**Material**
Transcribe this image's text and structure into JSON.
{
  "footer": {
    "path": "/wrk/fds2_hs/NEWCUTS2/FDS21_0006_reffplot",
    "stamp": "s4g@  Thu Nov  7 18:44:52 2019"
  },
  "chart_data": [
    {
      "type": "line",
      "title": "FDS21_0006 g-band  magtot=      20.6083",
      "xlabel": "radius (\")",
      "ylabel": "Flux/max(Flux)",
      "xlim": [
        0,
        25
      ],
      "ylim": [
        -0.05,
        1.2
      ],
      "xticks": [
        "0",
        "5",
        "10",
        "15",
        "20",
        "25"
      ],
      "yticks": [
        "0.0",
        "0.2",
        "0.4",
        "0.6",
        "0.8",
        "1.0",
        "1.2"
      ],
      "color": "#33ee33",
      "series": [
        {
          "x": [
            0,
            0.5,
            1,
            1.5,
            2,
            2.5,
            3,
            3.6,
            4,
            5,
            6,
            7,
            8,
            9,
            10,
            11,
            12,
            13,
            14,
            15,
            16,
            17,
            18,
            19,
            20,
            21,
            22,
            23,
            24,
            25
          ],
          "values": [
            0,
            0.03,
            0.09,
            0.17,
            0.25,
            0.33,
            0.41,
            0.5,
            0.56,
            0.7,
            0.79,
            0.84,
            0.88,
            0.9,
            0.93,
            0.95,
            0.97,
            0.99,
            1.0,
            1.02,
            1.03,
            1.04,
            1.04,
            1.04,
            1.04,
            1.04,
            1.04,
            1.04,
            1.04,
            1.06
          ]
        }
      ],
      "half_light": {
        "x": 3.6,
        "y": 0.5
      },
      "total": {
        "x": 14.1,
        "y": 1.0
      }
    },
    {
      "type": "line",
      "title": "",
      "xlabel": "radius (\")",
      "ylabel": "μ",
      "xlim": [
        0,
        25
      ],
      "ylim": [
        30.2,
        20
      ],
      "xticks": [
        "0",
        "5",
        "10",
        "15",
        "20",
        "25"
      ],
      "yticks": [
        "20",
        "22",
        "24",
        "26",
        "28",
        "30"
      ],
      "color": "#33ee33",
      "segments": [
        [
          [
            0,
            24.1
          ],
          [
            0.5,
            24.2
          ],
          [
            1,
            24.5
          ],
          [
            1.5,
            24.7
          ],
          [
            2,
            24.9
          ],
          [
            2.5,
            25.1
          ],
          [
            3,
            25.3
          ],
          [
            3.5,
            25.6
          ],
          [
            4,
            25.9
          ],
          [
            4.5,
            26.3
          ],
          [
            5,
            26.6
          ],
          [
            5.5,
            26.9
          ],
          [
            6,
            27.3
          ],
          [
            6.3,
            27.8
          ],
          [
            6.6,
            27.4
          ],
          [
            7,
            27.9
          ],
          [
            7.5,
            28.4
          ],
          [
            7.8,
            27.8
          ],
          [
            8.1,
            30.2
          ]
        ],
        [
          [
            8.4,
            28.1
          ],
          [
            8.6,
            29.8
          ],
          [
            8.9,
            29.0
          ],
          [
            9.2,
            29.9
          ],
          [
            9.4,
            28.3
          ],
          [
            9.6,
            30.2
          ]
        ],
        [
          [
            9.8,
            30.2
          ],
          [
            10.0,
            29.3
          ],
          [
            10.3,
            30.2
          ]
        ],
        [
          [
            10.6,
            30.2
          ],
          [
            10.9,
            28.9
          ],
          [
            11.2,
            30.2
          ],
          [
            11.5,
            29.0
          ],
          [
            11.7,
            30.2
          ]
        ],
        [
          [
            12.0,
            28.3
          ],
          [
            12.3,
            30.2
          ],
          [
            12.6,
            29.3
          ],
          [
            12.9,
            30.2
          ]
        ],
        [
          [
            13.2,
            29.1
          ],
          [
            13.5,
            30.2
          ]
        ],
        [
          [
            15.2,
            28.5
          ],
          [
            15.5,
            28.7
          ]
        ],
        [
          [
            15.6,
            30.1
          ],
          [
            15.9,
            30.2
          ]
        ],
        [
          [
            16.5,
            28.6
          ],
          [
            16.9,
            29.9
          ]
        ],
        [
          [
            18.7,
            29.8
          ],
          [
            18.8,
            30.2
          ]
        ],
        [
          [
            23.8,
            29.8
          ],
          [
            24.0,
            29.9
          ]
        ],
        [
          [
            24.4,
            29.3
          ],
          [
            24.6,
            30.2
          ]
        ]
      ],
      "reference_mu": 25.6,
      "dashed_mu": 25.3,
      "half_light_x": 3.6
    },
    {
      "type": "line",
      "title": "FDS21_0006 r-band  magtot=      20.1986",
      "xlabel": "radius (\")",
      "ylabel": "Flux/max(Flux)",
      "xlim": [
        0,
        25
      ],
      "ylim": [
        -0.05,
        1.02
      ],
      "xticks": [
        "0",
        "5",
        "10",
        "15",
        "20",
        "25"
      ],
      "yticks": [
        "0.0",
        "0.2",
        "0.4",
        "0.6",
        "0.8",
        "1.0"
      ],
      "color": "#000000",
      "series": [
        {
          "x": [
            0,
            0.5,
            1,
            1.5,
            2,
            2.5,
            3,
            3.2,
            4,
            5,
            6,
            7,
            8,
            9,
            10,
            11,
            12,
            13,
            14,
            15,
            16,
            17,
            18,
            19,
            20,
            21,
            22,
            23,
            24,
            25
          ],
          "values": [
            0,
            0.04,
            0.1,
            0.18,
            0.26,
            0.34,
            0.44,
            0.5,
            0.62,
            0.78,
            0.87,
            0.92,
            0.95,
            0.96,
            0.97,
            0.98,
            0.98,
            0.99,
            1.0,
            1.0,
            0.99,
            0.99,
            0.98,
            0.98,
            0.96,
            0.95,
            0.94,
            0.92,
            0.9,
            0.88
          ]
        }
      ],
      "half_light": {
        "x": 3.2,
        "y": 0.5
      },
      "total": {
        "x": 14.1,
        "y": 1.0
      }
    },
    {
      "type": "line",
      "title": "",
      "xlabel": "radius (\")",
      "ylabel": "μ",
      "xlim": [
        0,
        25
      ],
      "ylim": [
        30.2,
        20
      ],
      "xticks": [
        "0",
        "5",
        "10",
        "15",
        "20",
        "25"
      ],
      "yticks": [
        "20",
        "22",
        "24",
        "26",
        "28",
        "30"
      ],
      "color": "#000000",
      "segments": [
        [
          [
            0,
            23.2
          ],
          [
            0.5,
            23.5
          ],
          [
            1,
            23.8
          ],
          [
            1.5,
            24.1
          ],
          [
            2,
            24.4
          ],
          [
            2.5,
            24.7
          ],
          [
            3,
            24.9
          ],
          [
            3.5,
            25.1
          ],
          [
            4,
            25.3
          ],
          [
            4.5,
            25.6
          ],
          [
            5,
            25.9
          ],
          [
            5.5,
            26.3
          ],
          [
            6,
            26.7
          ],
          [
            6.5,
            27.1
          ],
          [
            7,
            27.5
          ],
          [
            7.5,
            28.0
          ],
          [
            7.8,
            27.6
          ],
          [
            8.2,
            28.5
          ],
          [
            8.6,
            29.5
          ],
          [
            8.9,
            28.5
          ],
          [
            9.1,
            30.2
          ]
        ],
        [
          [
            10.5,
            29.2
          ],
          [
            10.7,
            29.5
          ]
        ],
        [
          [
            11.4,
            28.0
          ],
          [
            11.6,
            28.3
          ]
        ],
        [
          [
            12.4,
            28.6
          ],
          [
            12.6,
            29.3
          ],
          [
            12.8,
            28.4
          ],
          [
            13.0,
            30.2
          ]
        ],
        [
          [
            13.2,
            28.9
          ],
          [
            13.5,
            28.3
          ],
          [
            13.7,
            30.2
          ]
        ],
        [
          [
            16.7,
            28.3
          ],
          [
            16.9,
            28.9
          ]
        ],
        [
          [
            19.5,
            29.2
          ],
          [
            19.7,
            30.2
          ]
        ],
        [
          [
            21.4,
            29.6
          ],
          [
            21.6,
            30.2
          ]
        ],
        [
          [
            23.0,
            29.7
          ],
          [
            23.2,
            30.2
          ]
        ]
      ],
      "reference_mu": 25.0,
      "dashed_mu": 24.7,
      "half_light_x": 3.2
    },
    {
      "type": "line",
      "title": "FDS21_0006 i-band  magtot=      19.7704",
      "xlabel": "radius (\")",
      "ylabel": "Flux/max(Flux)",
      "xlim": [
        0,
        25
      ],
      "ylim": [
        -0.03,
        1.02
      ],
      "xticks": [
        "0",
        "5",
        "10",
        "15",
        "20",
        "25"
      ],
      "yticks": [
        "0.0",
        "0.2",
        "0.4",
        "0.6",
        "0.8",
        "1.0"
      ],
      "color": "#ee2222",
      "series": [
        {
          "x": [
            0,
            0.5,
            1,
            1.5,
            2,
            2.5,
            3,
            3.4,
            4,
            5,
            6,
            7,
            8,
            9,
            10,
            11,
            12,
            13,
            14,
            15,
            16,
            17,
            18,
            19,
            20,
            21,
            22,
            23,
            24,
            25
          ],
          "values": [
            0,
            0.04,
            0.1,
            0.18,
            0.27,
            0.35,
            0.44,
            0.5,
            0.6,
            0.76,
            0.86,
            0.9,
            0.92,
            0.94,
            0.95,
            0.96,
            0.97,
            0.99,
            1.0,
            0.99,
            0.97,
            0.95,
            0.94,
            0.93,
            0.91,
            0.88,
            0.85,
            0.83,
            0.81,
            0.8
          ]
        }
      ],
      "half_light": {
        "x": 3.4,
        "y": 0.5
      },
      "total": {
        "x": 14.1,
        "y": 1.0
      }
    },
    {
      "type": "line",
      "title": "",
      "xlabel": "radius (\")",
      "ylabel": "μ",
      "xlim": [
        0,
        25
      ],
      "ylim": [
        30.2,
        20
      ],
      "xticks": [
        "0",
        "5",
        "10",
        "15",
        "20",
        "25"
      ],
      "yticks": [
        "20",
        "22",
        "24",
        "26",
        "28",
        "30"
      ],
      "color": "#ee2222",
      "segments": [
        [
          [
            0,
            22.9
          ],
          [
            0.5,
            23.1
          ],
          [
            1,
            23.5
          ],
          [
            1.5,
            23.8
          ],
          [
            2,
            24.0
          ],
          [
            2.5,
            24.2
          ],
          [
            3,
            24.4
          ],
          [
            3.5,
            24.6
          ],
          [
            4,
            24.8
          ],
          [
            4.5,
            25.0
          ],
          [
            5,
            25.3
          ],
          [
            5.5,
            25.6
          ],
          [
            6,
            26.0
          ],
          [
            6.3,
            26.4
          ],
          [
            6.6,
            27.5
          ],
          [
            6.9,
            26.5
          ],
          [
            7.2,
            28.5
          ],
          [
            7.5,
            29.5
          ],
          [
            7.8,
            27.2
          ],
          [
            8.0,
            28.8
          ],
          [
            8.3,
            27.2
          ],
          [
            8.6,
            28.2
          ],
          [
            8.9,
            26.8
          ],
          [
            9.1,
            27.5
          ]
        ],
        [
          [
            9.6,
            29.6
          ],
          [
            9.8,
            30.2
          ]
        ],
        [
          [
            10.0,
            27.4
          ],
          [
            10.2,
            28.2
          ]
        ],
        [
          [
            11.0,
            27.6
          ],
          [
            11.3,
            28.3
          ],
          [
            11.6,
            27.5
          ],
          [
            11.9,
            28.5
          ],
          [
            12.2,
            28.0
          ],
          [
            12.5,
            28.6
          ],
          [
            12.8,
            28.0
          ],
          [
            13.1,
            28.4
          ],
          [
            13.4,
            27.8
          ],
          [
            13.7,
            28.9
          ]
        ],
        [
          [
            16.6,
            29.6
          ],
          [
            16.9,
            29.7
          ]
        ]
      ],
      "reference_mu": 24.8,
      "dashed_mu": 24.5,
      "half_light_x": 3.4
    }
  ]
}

**The request**
Consider the entries above and return each line with the string "magtot".

**Answer for the task**
      "title": "FDS21_0006 g-band  magtot=      20.6083",
      "title": "FDS21_0006 r-band  magtot=      20.1986",
      "title": "FDS21_0006 i-band  magtot=      19.7704",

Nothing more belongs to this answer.